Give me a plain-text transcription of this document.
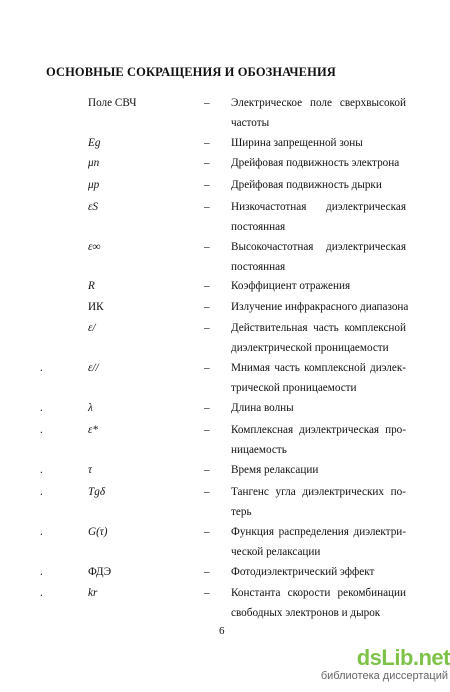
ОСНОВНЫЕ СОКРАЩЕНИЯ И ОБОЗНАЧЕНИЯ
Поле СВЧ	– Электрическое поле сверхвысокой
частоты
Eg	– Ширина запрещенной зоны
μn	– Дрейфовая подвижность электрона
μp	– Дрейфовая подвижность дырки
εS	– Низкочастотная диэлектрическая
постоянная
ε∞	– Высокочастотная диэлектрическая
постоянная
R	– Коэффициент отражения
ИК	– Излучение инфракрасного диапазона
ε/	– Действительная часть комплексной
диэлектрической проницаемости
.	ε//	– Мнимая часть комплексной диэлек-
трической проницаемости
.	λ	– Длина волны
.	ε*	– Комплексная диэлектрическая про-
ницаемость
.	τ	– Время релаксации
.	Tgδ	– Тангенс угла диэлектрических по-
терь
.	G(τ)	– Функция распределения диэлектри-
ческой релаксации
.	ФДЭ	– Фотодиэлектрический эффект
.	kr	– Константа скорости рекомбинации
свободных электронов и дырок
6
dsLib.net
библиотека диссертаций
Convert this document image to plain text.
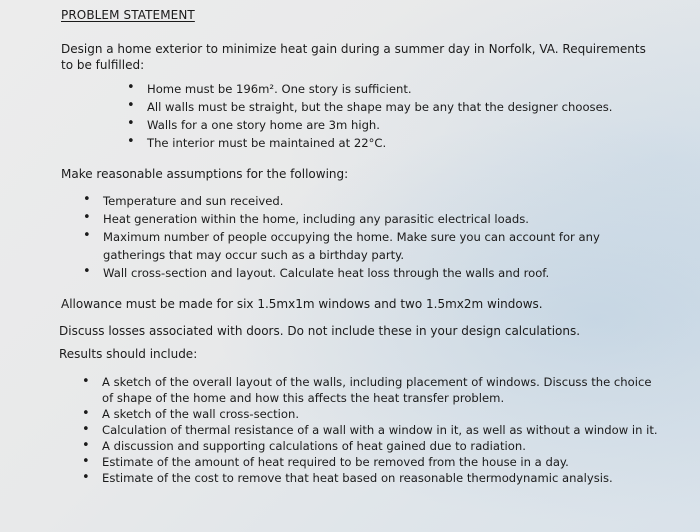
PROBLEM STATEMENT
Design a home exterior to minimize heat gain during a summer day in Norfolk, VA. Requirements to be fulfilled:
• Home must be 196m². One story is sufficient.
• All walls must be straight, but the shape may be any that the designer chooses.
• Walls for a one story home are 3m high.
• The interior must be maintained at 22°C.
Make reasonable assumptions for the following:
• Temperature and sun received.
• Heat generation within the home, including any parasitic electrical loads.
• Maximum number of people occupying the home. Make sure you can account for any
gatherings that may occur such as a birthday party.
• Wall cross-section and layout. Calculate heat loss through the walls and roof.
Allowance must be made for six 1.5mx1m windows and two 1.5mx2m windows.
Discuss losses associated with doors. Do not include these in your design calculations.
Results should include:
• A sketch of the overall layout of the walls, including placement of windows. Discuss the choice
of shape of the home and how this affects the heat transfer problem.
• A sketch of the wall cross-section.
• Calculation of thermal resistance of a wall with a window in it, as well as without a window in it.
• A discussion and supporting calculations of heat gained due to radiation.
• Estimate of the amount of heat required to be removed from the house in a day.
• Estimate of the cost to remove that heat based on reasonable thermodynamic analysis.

What is expected:
Scan the records above for the string "часть", then select every line that holds it.

Finished task:
ε/	– Действительная часть комплексной
.	ε//	– Мнимая часть комплексной диэлек-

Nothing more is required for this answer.